=== PROBLEM TO SOLVE ===
The records below are to be repeated in full, exactly as they are.
═══
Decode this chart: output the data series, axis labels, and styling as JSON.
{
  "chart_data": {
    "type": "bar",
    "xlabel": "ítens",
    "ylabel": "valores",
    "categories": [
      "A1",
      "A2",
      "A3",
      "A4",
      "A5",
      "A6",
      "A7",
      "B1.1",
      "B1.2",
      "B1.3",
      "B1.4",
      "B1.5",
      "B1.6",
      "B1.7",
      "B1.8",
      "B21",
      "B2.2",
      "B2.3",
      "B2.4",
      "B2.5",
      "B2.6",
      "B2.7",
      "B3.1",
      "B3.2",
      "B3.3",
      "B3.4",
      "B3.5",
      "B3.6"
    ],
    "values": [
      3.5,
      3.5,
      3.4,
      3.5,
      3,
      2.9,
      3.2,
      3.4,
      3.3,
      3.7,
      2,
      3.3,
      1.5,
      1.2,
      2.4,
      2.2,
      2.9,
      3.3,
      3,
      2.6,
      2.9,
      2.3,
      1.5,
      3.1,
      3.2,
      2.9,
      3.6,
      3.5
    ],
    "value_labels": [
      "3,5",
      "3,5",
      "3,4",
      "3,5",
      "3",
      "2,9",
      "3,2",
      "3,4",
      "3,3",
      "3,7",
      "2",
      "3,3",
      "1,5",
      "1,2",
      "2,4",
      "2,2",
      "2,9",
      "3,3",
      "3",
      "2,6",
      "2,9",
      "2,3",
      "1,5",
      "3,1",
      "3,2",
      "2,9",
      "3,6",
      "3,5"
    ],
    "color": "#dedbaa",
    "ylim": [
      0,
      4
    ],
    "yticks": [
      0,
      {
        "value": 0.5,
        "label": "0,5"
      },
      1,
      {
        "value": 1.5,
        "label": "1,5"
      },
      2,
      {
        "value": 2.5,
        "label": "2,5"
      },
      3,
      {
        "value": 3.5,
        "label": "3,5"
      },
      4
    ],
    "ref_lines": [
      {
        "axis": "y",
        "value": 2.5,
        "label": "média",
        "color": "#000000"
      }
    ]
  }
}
═══
=== REPLY ===
Decode this chart: output the data series, axis labels, and styling as JSON.
{
  "chart_data": {
    "type": "bar",
    "xlabel": "ítens",
    "ylabel": "valores",
    "categories": [
      "A1",
      "A2",
      "A3",
      "A4",
      "A5",
      "A6",
      "A7",
      "B1.1",
      "B1.2",
      "B1.3",
      "B1.4",
      "B1.5",
      "B1.6",
      "B1.7",
      "B1.8",
      "B21",
      "B2.2",
      "B2.3",
      "B2.4",
      "B2.5",
      "B2.6",
      "B2.7",
      "B3.1",
      "B3.2",
      "B3.3",
      "B3.4",
      "B3.5",
      "B3.6"
    ],
    "values": [
      3.5,
      3.5,
      3.4,
      3.5,
      3,
      2.9,
      3.2,
      3.4,
      3.3,
      3.7,
      2,
      3.3,
      1.5,
      1.2,
      2.4,
      2.2,
      2.9,
      3.3,
      3,
      2.6,
      2.9,
      2.3,
      1.5,
      3.1,
      3.2,
      2.9,
      3.6,
      3.5
    ],
    "value_labels": [
      "3,5",
      "3,5",
      "3,4",
      "3,5",
      "3",
      "2,9",
      "3,2",
      "3,4",
      "3,3",
      "3,7",
      "2",
      "3,3",
      "1,5",
      "1,2",
      "2,4",
      "2,2",
      "2,9",
      "3,3",
      "3",
      "2,6",
      "2,9",
      "2,3",
      "1,5",
      "3,1",
      "3,2",
      "2,9",
      "3,6",
      "3,5"
    ],
    "color": "#dedbaa",
    "ylim": [
      0,
      4
    ],
    "yticks": [
      0,
      {
        "value": 0.5,
        "label": "0,5"
      },
      1,
      {
        "value": 1.5,
        "label": "1,5"
      },
      2,
      {
        "value": 2.5,
        "label": "2,5"
      },
      3,
      {
        "value": 3.5,
        "label": "3,5"
      },
      4
    ],
    "ref_lines": [
      {
        "axis": "y",
        "value": 2.5,
        "label": "média",
        "color": "#000000"
      }
    ]
  }
}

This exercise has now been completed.